> [Task to carry out]
Only the number is wanted: count the lines that contain "color".
***** Information supplied
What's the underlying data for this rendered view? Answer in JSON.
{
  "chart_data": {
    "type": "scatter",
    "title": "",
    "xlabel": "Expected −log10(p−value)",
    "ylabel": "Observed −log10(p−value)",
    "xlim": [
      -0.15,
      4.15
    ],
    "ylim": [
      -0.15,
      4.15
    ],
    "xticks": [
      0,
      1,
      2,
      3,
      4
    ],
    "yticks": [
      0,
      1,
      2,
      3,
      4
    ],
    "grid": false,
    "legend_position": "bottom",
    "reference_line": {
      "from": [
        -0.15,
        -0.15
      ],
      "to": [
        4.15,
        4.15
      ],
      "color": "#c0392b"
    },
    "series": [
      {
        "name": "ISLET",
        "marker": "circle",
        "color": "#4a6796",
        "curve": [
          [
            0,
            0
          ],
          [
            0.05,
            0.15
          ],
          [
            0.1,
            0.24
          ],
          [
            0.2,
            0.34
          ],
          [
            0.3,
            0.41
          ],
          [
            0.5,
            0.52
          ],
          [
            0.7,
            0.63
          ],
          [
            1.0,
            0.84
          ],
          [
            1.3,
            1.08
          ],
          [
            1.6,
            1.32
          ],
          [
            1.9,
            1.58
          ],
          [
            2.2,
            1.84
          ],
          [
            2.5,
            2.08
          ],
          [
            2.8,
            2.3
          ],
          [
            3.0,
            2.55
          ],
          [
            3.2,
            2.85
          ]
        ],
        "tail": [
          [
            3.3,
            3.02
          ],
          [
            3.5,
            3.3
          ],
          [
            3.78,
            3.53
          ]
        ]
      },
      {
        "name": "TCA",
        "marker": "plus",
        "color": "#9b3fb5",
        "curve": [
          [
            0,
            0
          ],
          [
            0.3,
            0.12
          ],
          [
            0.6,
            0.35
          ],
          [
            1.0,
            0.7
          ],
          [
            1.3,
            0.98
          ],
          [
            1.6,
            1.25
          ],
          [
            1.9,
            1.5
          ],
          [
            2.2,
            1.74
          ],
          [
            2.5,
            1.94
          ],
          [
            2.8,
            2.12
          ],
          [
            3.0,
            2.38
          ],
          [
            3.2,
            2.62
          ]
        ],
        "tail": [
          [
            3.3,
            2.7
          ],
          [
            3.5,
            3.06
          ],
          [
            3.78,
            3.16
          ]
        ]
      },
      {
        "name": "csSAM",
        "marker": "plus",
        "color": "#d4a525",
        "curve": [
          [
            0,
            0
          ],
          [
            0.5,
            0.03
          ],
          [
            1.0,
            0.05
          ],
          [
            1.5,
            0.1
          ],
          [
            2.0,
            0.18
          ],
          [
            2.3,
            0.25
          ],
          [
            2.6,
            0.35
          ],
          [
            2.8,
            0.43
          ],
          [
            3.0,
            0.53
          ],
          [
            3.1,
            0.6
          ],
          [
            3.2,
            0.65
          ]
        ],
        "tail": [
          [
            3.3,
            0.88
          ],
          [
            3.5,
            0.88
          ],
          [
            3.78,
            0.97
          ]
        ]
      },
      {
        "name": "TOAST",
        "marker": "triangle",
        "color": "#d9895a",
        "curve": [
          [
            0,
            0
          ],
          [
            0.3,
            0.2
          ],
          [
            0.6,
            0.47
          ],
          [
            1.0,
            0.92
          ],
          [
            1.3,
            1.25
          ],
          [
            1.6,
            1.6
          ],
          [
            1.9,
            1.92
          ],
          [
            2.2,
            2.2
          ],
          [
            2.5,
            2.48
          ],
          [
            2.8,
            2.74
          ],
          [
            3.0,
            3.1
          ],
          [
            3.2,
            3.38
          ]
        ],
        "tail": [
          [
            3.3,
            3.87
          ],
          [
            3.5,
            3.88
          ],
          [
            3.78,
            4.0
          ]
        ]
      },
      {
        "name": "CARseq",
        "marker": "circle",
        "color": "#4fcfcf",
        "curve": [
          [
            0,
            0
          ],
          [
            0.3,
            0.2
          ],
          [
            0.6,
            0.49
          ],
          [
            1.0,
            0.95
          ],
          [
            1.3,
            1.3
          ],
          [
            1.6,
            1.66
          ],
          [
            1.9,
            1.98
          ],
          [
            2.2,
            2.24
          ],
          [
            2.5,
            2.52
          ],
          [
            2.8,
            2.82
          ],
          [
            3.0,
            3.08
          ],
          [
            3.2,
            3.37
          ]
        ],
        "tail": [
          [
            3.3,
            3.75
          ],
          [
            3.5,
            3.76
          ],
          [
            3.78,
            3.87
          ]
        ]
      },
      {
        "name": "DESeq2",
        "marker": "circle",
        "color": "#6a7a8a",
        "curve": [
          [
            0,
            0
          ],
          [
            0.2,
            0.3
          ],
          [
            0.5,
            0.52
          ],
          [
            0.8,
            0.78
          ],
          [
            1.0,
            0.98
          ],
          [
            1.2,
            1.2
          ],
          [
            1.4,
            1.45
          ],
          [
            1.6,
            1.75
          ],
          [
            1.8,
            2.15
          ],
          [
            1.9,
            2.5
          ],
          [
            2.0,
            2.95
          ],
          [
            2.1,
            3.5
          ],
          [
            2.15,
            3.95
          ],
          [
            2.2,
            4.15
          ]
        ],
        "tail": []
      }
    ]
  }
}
**********
***** Information supplied
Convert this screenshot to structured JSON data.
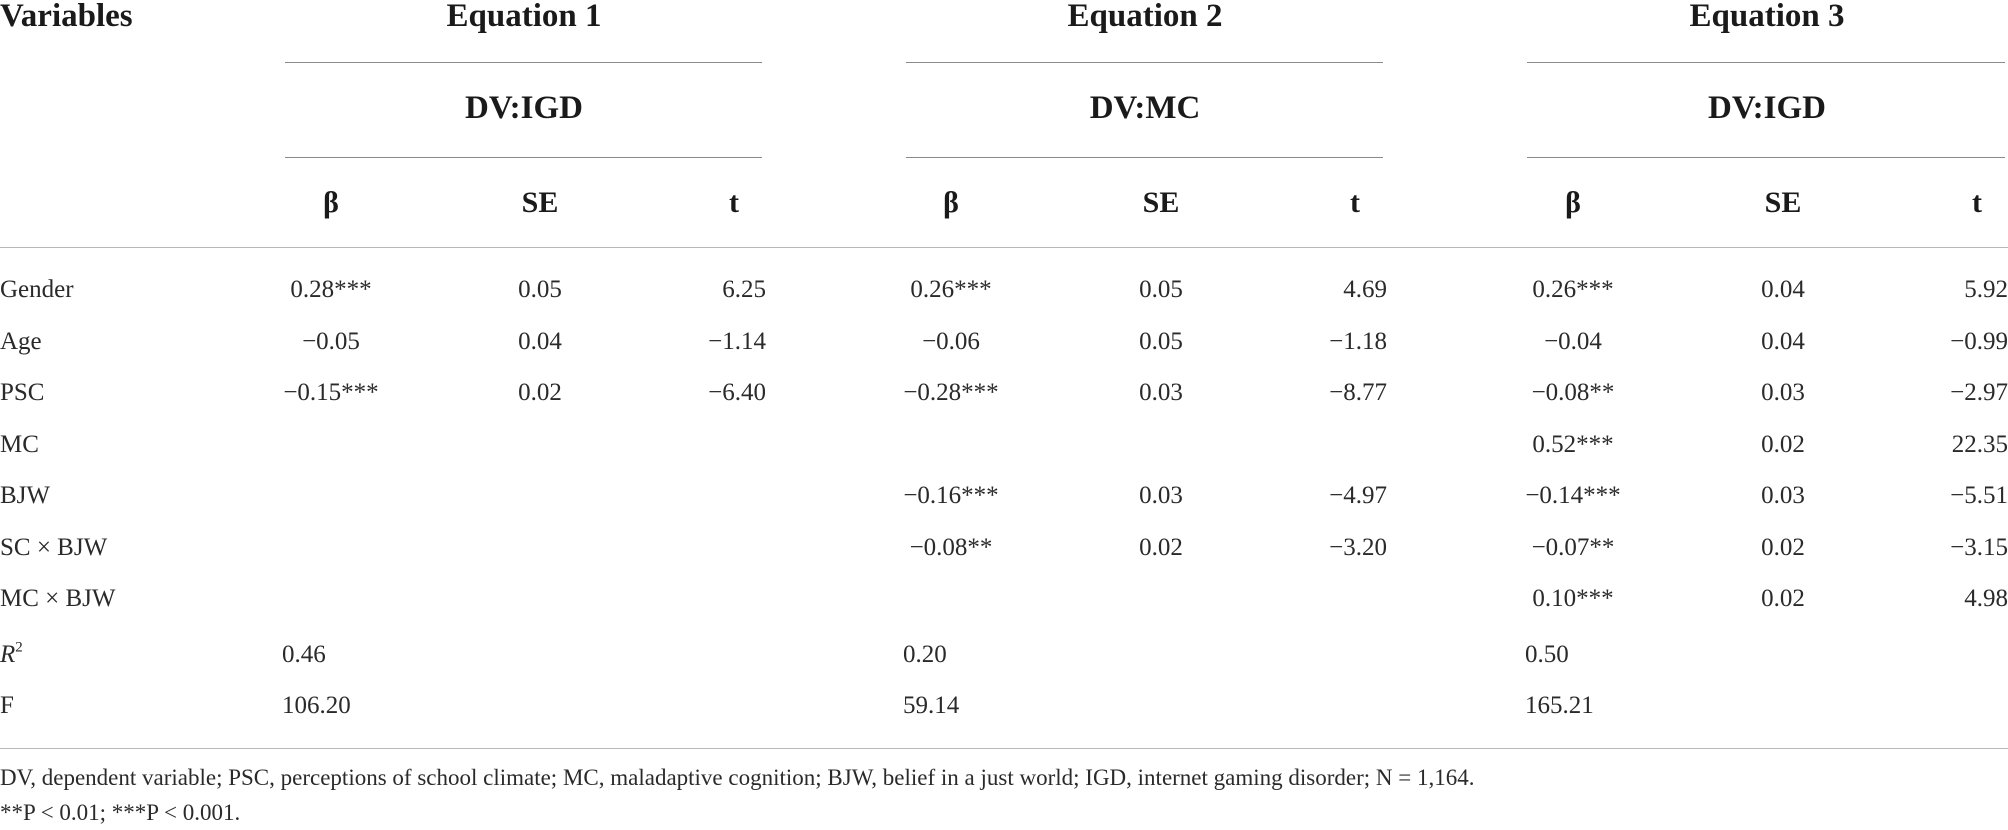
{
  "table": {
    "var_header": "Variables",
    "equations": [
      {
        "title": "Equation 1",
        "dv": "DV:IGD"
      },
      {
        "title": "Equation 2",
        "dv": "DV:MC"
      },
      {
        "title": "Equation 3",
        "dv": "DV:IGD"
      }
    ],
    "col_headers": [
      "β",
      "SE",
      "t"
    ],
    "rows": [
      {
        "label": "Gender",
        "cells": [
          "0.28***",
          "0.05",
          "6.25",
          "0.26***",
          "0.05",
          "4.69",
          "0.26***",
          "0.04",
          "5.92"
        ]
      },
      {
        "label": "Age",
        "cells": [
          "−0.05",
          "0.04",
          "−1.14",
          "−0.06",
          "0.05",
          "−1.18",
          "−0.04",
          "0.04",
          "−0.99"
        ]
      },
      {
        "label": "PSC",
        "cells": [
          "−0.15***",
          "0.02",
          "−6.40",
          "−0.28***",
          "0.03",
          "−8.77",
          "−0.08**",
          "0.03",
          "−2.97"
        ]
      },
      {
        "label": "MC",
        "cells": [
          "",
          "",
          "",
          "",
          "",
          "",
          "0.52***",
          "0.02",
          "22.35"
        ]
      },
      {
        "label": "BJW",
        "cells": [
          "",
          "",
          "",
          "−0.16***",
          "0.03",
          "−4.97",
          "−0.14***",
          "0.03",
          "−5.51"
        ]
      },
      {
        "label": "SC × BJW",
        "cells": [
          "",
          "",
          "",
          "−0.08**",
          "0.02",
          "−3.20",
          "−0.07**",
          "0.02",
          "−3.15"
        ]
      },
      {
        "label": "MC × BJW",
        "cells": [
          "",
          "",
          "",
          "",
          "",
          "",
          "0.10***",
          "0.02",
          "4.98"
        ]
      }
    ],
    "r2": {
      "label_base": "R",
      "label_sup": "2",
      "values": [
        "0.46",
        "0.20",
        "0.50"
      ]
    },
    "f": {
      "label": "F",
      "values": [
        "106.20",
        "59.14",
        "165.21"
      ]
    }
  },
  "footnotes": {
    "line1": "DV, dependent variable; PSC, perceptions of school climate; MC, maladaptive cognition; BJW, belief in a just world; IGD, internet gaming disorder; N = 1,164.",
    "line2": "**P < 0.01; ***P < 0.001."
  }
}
**********
> [Response]
7